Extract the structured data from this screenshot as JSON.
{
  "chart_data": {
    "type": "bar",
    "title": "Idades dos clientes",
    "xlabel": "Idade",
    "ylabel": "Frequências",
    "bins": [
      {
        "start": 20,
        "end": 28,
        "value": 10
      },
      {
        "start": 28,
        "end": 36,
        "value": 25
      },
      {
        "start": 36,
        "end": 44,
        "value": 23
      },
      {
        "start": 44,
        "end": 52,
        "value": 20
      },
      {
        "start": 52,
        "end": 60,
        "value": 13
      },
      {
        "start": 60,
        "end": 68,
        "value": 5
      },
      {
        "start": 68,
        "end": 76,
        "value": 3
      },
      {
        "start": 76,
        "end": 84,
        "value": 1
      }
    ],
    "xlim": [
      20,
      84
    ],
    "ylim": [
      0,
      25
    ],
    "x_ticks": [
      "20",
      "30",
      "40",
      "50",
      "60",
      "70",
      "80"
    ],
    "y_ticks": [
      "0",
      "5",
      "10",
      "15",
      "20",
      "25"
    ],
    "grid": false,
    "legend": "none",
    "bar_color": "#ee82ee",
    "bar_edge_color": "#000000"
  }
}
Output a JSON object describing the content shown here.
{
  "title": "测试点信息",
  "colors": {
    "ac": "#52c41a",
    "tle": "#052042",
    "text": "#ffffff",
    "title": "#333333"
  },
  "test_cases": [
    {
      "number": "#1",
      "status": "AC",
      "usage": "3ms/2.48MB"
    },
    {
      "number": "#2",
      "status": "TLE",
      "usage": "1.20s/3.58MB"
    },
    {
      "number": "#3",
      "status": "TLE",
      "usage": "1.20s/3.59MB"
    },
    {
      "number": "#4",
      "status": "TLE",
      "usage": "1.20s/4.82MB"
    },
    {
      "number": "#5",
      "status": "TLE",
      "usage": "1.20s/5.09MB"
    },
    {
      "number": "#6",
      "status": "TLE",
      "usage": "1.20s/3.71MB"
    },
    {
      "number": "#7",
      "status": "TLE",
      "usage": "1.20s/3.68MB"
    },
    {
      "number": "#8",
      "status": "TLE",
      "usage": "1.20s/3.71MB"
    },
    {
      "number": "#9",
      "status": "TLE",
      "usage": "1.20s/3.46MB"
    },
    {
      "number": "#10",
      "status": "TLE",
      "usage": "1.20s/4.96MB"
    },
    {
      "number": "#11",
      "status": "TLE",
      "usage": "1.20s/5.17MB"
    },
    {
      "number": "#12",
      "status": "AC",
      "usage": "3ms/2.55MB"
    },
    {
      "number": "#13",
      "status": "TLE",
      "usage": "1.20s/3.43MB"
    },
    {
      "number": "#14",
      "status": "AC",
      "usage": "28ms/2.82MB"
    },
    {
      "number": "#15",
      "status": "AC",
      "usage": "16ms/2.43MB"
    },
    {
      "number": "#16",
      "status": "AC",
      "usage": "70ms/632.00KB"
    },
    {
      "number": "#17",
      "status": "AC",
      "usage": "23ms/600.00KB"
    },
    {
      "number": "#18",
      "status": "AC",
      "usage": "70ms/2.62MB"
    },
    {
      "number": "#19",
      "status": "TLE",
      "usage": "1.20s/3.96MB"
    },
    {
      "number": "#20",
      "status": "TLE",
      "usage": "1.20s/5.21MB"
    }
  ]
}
_ _ _
:: Given task ::
Tell how many lines contain the word "value", using only the number.

:: Completed exercise ::
8